# Written problem
Please report every line from the material that contains the word "Группа".
---- Material to process
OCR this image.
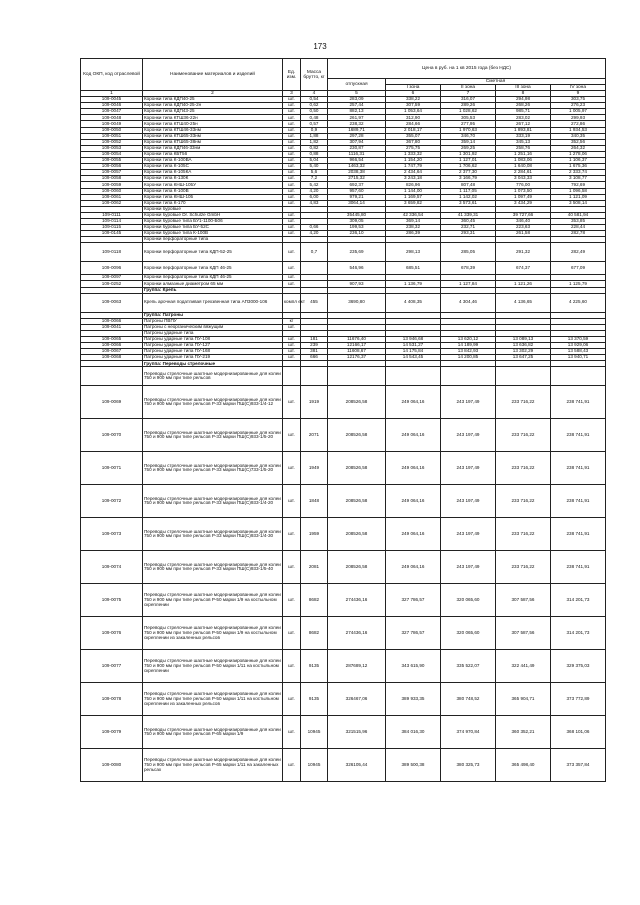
173
Код ОКП, код отраслевой	Наименование материалов и изделий	Ед. изм.	Масса брутто, кг	Цена в руб. на 1 кв 2015 года (без НДС)				
				отпускная	Сметная			
					I зона	II зона	III зона	IV зона
1	2	3	4	5	6	7	8	9
109-0045	Коронки типа КДП40-25	шт.	0,54	283,09	338,22	316,07	294,98	303,75
109-0046	Коронки типа КДП40-25-2н	шт.	0,62	257,44	307,59	289,26	268,26	276,23
109-0047	Коронки типа КДП43-25	шт.	0,50	882,13	1 053,64	1 028,62	985,71	1 005,97
109-0048	Коронки типа КТШ36-22н	шт.	0,48	261,97	312,90	305,53	283,02	299,93
109-0049	Коронки типа КТШ40-25н	шт.	0,57	238,32	284,66	277,95	267,12	272,86
109-0050	Коронки типа КТШ46-33нм	шт.	0,9	1689,71	2 018,17	1 970,63	1 893,81	1 934,53
109-0051	Коронки типа КТШ65-33нм	шт.	1,88	297,28	355,07	346,70	333,19	340,35
109-0052	Коронки типа КТШ65-38нм	шт.	1,82	307,94	367,80	359,14	345,13	352,56
109-0053	Коронки типа КДП46-33нм	шт.	0,82	230,87	275,75	269,25	258,76	264,32
109-0054	Коронки типа КБТ56	шт.	0,88	1116,31	1 333,32	1 301,92	1 251,16	1 278,06
109-0055	Коронки типа К-100ВА	шт.	5,04	966,54	1 154,20	1 127,01	1 083,06	1 106,37
109-0056	Коронки типа К-105С	шт.	5,40	1463,32	1 747,79	1 706,62	1 640,08	1 675,36
109-0057	Коронки типа К-105КА	шт.	5,6	2038,38	2 434,64	2 377,30	2 284,61	2 333,74
109-0058	Коронки типа К-130К	шт.	7,2	2715,32	3 243,18	3 166,79	3 043,33	3 108,77
109-0059	Коронки типа КНШ-105У	шт.	5,42	692,37	826,96	807,48	776,00	792,69
109-0060	Коронки типа К-100В	шт.	4,20	957,60	1 144,00	1 117,05	1 073,50	1 096,58
109-0061	Коронки типа КНШ-105	шт.	6,00	979,21	1 169,57	1 142,02	1 097,49	1 121,09
109-0062	Коронки типа К-170	шт.	4,83	3064,14	3 659,82	3 573,61	3 434,29	3 508,14
	Коронки буровые							
109-0111	Коронки буровые Dr. Schulze GmbH	шт.		35445,80	42 336,54	41 339,31	39 727,66	40 581,94
109-0114	Коронки буровые типа БУ1-1100-Б06	шт.		309,05	369,14	360,45	346,40	353,85
109-0115	Коронки буровые типа БУ-52С	шт.	0,66	199,53	238,32	232,71	223,63	228,44
109-0145	Коронки буровые типа К-100В	шт.	4,20	236,10	286,39	293,31	261,58	282,78
	Коронки перфораторные типа							
109-0118	Коронки перфораторные типа КДП-52-25	шт.	0,7	235,69	298,13	285,05	291,32	282,49
109-0096	Коронки перфораторные типа КДП 46-25	шт.		546,96	685,51	678,39	674,37	677,09
109-0097	Коронки перфораторные типа КДП 46-25	шт.						
109-0252	Коронки алмазные диаметром 65 мм	шт.		907,93	1 136,79	1 127,84	1 121,26	1 125,79
	Группа: Крепь							
109-0063	Крепь арочная податливая трехзвенная типа АП3000-106	компл ект	455	3690,80	4 408,35	4 304,46	4 136,65	4 225,60
	Группа: Патроны							
109-0066	Патроны ПВПУ	кг						
109-0041	Патроны с неорганическим вяжущим	шт.						
	Патроны ударные типа							
109-0065	Патроны ударные типа ПУ-108	шт.	181	11676,40	13 946,68	13 620,12	13 089,13	13 370,59
109-0066	Патроны ударные типа ПУ-127	шт.	239	12166,17	14 531,27	14 189,99	13 636,82	13 929,06
109-0067	Патроны ударные типа ПУ-168	шт.	381	11608,67	14 175,84	13 842,93	13 302,29	13 588,43
109-0068	Патроны ударные типа ПУ-219	шт.	666	12176,37	14 543,45	14 200,85	13 647,25	13 940,71
	Группа: Переводы стрелочные							
	Переводы стрелочные шахтные модернизированные для колеи 750 и 900 мм при типе рельсов							
109-0069	Переводы стрелочные шахтные модернизированные для колеи 750 и 900 мм при типе рельсов Р-33 марки ПШ(С)933-1/4-12	шт.	1919	208526,58	249 064,16	243 197,49	233 716,22	238 741,91
109-0070	Переводы стрелочные шахтные модернизированные для колеи 750 и 900 мм при типе рельсов Р-33 марки ПШ(С)933-1/5-20	шт.	2071	208526,58	249 064,16	243 197,49	233 716,22	238 741,91
109-0071	Переводы стрелочные шахтные модернизированные для колеи 750 и 900 мм при типе рельсов Р-33 марки ПШ(С)733-1/5-20	шт.	1949	208526,58	249 064,16	243 197,49	233 716,22	238 741,91
109-0072	Переводы стрелочные шахтные модернизированные для колеи 750 и 900 мм при типе рельсов Р-33 марки ПШ(С)933-1/4-20	шт.	1848	208526,58	249 064,16	243 197,49	233 716,22	238 741,91
109-0073	Переводы стрелочные шахтные модернизированные для колеи 750 и 900 мм при типе рельсов Р-33 марки ПШ(С)933-1/4-30	шт.	1959	208526,58	249 064,16	243 197,49	233 716,22	238 741,91
109-0074	Переводы стрелочные шахтные модернизированные для колеи 750 и 900 мм при типе рельсов Р-33 марки ПШ(С)933-1/5-40	шт.	2081	208526,58	249 064,16	243 197,49	233 716,22	238 741,91
109-0075	Переводы стрелочные шахтные модернизированные для колеи 750 и 900 мм при типе рельсов Р-50 марки 1/9 на костыльном скреплении	шт.	8682	274436,16	327 786,57	320 065,60	307 587,56	314 201,73
109-0076	Переводы стрелочные шахтные модернизированные для колеи 750 и 900 мм при типе рельсов Р-50 марки 1/9 на костыльном скреплении из закаленных рельсов	шт.	8682	274436,16	327 786,57	320 065,60	307 587,56	314 201,73
109-0077	Переводы стрелочные шахтные модернизированные для колеи 750 и 900 мм при типе рельсов Р-50 марки 1/11 на костыльном скреплении	шт.	9135	287689,12	343 615,90	335 522,07	322 441,49	329 375,03
109-0078	Переводы стрелочные шахтные модернизированные для колеи 750 и 900 мм при типе рельсов Р-50 марки 1/11 на костыльном скреплении из закаленных рельсов	шт.	9135	326467,06	389 933,35	380 748,52	365 904,71	373 772,89
109-0079	Переводы стрелочные шахтные модернизированные для колеи 750 и 900 мм при типе рельсов Р-65 марки 1/9	шт.	10945	321515,96	384 016,30	374 970,84	360 352,21	368 101,06
109-0080	Переводы стрелочные шахтные модернизированные для колеи 750 и 900 мм при типе рельсов Р-65 марки 1/11 на закаленных рельсах	шт.	10945	326105,44	389 500,38	380 325,73	365 498,40	373 357,84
--------
# Result of the task
	Группа: Крепь							
	Группа: Патроны							
	Группа: Переводы стрелочные							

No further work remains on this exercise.